(Dataset excerpts)
=-=-=-=-=
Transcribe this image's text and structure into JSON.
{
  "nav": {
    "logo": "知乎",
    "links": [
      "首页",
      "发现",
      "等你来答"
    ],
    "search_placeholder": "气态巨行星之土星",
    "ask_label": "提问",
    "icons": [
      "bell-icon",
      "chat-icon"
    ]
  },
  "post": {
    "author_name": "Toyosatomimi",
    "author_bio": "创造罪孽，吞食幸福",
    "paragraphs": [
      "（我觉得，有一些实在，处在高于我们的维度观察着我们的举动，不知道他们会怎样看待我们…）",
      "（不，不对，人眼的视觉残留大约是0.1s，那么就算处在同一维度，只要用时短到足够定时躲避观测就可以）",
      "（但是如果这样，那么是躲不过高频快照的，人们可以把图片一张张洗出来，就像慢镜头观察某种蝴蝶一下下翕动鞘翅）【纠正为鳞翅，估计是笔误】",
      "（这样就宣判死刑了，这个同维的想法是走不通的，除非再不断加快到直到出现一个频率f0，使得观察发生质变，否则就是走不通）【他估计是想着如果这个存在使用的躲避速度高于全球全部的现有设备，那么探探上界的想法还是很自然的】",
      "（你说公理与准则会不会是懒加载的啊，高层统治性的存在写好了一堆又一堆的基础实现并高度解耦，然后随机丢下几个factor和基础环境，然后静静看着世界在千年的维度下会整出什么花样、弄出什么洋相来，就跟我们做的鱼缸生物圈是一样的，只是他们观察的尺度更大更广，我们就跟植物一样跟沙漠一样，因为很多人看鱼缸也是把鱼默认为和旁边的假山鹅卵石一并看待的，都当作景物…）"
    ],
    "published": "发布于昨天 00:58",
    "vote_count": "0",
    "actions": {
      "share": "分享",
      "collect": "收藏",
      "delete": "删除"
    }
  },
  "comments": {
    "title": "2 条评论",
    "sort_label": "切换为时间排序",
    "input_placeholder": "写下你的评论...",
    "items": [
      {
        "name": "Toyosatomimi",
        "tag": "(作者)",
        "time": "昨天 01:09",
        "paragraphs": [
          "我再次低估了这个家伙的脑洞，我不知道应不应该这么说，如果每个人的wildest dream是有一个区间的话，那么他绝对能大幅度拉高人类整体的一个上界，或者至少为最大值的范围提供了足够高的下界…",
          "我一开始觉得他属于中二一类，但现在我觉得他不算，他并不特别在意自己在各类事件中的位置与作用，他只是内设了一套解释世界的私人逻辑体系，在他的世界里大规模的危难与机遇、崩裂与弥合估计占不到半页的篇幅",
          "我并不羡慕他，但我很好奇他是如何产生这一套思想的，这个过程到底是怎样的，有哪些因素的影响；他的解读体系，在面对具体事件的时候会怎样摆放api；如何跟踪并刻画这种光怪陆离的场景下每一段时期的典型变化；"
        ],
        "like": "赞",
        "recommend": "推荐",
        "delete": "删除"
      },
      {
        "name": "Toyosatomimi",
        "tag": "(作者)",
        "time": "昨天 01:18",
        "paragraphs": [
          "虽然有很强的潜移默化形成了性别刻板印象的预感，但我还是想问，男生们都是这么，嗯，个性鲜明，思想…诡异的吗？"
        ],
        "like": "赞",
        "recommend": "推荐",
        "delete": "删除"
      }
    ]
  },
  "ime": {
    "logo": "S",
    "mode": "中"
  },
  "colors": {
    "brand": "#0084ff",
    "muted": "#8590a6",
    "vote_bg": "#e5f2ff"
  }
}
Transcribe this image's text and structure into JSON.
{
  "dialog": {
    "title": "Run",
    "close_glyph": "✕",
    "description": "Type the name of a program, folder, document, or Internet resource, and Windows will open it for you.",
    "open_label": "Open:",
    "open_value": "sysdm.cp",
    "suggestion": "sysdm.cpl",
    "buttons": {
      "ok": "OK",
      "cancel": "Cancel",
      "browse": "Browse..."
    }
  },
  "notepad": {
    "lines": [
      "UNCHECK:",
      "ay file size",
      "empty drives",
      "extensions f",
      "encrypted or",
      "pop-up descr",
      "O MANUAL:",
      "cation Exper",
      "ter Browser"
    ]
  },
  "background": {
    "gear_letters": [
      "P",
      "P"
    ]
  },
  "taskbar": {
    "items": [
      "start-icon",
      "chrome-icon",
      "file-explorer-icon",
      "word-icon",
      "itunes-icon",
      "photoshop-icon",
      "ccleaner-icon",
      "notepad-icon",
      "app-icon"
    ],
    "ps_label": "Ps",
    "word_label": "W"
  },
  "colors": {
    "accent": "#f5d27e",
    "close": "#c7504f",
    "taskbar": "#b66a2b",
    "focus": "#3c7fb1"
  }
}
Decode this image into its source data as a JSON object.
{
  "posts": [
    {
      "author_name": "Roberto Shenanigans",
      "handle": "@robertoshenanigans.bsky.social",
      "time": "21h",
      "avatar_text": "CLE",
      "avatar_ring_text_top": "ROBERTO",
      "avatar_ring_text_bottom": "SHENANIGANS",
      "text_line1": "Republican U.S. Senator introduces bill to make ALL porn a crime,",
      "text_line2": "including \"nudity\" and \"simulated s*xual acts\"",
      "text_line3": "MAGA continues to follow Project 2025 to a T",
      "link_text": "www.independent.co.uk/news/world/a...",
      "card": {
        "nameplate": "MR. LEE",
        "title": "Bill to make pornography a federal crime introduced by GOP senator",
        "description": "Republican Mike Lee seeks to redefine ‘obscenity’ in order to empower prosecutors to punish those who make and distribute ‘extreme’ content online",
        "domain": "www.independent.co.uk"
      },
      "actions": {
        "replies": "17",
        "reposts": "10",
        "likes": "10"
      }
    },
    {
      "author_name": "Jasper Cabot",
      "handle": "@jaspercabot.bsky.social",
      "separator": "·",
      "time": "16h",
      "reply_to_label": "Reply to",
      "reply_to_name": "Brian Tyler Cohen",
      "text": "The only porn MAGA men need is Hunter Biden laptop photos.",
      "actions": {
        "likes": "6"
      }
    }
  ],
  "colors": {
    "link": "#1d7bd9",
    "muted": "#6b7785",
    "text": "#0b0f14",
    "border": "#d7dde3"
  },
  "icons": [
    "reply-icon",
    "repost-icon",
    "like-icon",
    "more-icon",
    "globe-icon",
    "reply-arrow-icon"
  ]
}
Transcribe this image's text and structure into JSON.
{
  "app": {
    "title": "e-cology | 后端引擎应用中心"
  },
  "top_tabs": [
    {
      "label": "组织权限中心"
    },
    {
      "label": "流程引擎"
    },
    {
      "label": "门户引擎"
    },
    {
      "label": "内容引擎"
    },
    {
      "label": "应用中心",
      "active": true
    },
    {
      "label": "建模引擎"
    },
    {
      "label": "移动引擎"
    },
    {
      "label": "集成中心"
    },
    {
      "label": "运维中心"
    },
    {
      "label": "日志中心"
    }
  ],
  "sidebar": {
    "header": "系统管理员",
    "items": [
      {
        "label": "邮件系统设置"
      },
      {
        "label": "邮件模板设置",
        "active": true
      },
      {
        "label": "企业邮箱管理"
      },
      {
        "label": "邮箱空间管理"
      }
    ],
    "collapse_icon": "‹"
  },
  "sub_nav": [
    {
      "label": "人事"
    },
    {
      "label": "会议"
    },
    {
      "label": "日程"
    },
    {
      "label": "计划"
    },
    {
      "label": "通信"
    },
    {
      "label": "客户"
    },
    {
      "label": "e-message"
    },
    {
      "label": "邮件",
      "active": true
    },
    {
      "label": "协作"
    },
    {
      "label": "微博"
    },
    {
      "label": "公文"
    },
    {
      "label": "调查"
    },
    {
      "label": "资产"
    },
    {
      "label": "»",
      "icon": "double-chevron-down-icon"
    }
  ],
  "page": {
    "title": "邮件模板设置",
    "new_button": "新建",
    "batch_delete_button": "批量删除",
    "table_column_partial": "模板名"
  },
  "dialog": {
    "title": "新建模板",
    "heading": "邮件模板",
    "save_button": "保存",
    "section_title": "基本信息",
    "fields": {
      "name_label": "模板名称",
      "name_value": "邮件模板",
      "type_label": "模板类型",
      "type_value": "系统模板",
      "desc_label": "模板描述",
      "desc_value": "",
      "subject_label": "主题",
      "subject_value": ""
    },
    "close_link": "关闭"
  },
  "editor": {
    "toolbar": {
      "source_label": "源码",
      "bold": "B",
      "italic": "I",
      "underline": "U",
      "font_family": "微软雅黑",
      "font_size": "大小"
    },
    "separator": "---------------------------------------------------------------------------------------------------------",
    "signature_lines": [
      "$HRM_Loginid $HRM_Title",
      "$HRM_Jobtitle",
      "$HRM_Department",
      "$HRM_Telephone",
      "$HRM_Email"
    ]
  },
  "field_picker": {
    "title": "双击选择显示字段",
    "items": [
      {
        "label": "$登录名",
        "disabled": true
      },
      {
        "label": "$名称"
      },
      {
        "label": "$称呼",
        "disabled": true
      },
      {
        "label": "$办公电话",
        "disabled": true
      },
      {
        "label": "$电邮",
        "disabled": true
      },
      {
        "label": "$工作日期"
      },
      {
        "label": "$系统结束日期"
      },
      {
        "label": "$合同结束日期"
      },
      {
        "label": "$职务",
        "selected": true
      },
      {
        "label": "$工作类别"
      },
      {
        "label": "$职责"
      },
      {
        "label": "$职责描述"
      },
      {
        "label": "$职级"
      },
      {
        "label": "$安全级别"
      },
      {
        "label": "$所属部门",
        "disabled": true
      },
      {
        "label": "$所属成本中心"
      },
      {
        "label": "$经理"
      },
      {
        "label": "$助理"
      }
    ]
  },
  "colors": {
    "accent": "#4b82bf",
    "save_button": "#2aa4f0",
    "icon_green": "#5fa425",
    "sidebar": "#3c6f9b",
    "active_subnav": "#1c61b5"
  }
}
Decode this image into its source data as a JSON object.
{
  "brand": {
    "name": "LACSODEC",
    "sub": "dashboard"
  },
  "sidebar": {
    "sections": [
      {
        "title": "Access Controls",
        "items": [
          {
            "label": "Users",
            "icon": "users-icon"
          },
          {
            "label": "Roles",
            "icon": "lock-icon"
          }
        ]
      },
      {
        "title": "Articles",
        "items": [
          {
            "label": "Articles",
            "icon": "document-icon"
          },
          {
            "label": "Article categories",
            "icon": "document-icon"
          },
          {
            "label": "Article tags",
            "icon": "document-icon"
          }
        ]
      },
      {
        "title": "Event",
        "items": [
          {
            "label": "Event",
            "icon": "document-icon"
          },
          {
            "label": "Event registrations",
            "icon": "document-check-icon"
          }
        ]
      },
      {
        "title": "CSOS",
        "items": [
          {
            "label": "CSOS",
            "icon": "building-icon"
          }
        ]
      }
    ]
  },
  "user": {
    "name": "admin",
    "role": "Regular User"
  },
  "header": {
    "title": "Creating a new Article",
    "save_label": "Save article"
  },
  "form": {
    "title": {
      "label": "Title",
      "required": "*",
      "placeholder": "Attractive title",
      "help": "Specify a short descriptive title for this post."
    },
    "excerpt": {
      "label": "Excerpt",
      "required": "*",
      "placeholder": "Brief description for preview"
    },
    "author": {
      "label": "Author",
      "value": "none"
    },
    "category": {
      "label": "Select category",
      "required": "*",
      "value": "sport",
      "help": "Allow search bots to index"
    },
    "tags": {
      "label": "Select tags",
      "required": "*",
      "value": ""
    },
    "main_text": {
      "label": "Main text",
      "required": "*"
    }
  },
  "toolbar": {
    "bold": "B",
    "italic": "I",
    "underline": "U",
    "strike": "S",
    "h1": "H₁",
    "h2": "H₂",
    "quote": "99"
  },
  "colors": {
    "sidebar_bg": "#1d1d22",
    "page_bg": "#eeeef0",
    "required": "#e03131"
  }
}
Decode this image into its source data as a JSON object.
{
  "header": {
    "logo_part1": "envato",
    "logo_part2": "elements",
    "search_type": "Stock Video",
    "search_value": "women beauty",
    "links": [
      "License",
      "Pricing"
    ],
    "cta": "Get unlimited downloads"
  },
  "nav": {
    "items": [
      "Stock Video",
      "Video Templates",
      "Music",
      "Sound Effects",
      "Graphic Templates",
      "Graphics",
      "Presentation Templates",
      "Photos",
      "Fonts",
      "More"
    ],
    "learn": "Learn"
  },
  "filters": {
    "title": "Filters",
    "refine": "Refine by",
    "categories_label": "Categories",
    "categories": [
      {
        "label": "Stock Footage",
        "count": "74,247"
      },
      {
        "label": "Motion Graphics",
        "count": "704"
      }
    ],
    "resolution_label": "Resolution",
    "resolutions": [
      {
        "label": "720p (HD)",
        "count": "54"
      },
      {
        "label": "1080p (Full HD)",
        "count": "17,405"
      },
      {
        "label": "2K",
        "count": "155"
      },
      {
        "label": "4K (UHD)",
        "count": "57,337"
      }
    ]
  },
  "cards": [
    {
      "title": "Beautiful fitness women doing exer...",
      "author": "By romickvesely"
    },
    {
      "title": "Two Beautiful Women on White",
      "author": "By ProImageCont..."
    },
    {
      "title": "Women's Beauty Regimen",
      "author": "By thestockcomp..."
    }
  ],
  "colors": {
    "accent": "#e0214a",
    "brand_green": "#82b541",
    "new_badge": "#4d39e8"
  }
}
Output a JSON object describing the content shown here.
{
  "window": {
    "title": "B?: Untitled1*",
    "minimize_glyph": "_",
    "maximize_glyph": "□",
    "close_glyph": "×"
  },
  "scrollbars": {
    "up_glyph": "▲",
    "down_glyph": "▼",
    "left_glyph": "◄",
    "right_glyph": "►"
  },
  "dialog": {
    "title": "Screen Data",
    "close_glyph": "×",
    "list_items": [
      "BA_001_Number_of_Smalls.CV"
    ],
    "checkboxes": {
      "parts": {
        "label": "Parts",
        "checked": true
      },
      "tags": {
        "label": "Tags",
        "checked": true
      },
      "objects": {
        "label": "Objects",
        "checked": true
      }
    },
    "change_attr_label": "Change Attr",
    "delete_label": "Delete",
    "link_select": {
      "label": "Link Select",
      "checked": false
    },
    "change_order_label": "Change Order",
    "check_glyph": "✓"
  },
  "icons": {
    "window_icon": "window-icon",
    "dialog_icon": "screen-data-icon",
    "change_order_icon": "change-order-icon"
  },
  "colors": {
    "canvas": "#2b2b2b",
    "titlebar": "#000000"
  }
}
=-=-=-=-=
## Written exercise
Could you give again exactly the lines from the line containing "Output a JSON" through the final line of the data above, and no others?

## Solution to the problem
Output a JSON object describing the content shown here.
{
  "window": {
    "title": "B?: Untitled1*",
    "minimize_glyph": "_",
    "maximize_glyph": "□",
    "close_glyph": "×"
  },
  "scrollbars": {
    "up_glyph": "▲",
    "down_glyph": "▼",
    "left_glyph": "◄",
    "right_glyph": "►"
  },
  "dialog": {
    "title": "Screen Data",
    "close_glyph": "×",
    "list_items": [
      "BA_001_Number_of_Smalls.CV"
    ],
    "checkboxes": {
      "parts": {
        "label": "Parts",
        "checked": true
      },
      "tags": {
        "label": "Tags",
        "checked": true
      },
      "objects": {
        "label": "Objects",
        "checked": true
      }
    },
    "change_attr_label": "Change Attr",
    "delete_label": "Delete",
    "link_select": {
      "label": "Link Select",
      "checked": false
    },
    "change_order_label": "Change Order",
    "check_glyph": "✓"
  },
  "icons": {
    "window_icon": "window-icon",
    "dialog_icon": "screen-data-icon",
    "change_order_icon": "change-order-icon"
  },
  "colors": {
    "canvas": "#2b2b2b",
    "titlebar": "#000000"
  }
}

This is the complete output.